- [AIM OF THE TASK]: Pick out the lines in the listing below that contain the word "zich" and copy them.

- [EXTRACTED DATA]:
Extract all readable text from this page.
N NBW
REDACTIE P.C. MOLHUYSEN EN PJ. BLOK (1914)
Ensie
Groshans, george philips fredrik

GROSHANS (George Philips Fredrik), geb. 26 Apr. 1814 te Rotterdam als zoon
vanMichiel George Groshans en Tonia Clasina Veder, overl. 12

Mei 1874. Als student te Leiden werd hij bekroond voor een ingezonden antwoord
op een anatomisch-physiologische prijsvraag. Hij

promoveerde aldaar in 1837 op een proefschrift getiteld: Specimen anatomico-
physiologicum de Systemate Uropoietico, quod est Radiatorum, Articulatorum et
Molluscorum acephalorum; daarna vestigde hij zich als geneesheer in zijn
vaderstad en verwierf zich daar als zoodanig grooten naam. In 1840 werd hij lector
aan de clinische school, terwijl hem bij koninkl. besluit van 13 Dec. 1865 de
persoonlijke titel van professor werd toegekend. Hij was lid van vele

- [THE SOLUTION]:
Molluscorum acephalorum; daarna vestigde hij zich als geneesheer in zijn
vaderstad en verwierf zich daar als zoodanig grooten naam. In 1840 werd hij lector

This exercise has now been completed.